Collected data

— begin —

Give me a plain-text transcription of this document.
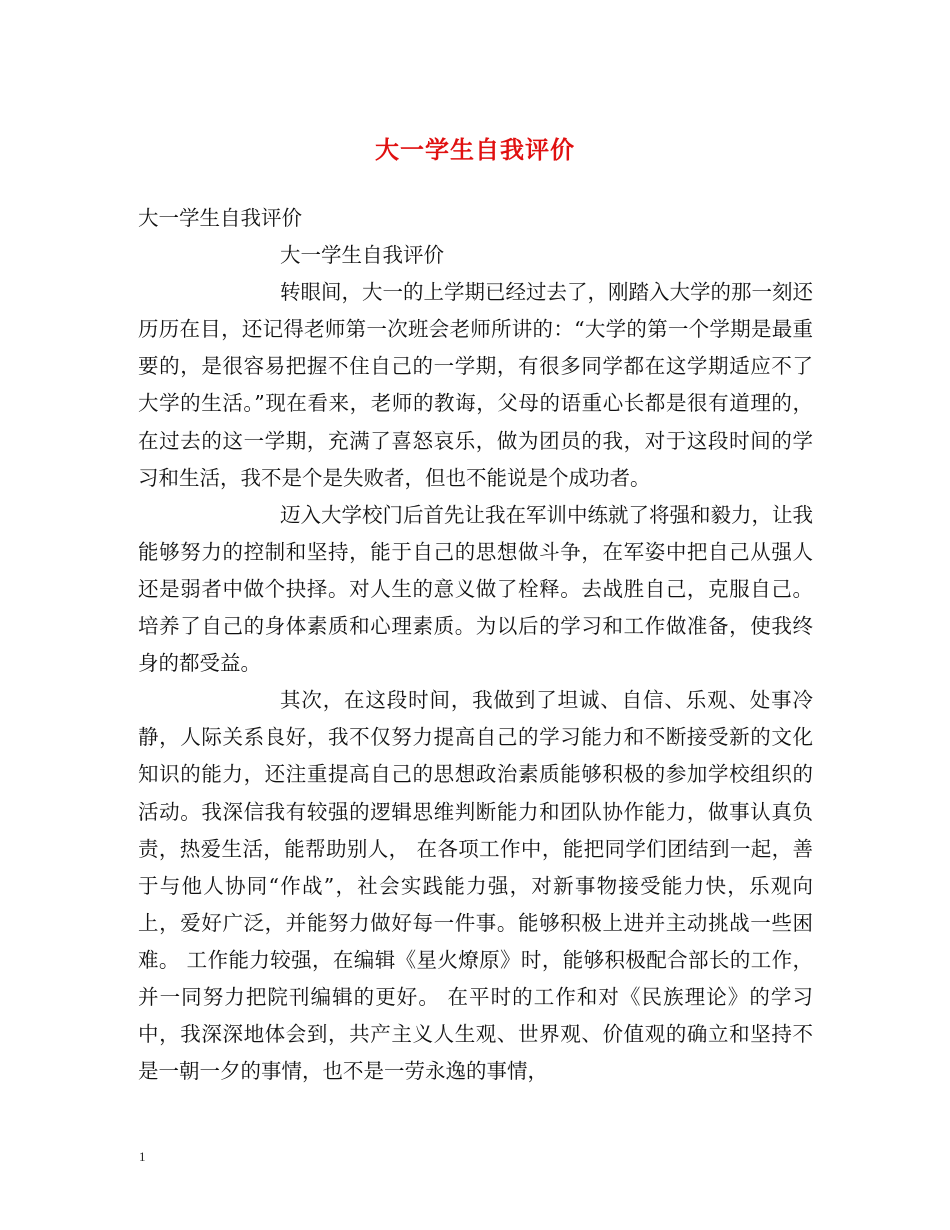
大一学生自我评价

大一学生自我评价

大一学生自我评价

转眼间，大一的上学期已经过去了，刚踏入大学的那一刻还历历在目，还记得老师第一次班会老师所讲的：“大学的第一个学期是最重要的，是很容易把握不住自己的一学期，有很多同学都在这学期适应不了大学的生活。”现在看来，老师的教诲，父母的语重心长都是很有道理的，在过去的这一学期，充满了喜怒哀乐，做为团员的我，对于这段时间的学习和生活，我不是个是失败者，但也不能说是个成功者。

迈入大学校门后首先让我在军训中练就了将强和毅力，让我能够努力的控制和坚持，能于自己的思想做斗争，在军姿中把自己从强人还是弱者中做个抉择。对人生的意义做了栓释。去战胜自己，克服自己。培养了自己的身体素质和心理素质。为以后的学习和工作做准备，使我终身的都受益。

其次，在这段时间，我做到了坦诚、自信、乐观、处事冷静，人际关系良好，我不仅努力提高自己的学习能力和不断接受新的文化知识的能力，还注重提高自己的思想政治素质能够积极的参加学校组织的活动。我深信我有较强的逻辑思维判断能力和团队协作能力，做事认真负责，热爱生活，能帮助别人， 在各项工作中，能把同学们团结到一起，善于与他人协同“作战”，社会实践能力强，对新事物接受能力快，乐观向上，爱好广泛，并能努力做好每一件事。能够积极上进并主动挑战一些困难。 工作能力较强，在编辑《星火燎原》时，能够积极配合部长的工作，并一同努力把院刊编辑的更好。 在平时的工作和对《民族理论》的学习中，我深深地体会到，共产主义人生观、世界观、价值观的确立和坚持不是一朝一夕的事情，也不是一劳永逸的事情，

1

— end —

# To do
Omitting all images, print the listing exactly.

# Exercise response
Give me a plain-text transcription of this document.
大一学生自我评价

大一学生自我评价

大一学生自我评价

转眼间，大一的上学期已经过去了，刚踏入大学的那一刻还历历在目，还记得老师第一次班会老师所讲的：“大学的第一个学期是最重要的，是很容易把握不住自己的一学期，有很多同学都在这学期适应不了大学的生活。”现在看来，老师的教诲，父母的语重心长都是很有道理的，在过去的这一学期，充满了喜怒哀乐，做为团员的我，对于这段时间的学习和生活，我不是个是失败者，但也不能说是个成功者。

迈入大学校门后首先让我在军训中练就了将强和毅力，让我能够努力的控制和坚持，能于自己的思想做斗争，在军姿中把自己从强人还是弱者中做个抉择。对人生的意义做了栓释。去战胜自己，克服自己。培养了自己的身体素质和心理素质。为以后的学习和工作做准备，使我终身的都受益。

其次，在这段时间，我做到了坦诚、自信、乐观、处事冷静，人际关系良好，我不仅努力提高自己的学习能力和不断接受新的文化知识的能力，还注重提高自己的思想政治素质能够积极的参加学校组织的活动。我深信我有较强的逻辑思维判断能力和团队协作能力，做事认真负责，热爱生活，能帮助别人， 在各项工作中，能把同学们团结到一起，善于与他人协同“作战”，社会实践能力强，对新事物接受能力快，乐观向上，爱好广泛，并能努力做好每一件事。能够积极上进并主动挑战一些困难。 工作能力较强，在编辑《星火燎原》时，能够积极配合部长的工作，并一同努力把院刊编辑的更好。 在平时的工作和对《民族理论》的学习中，我深深地体会到，共产主义人生观、世界观、价值观的确立和坚持不是一朝一夕的事情，也不是一劳永逸的事情，

1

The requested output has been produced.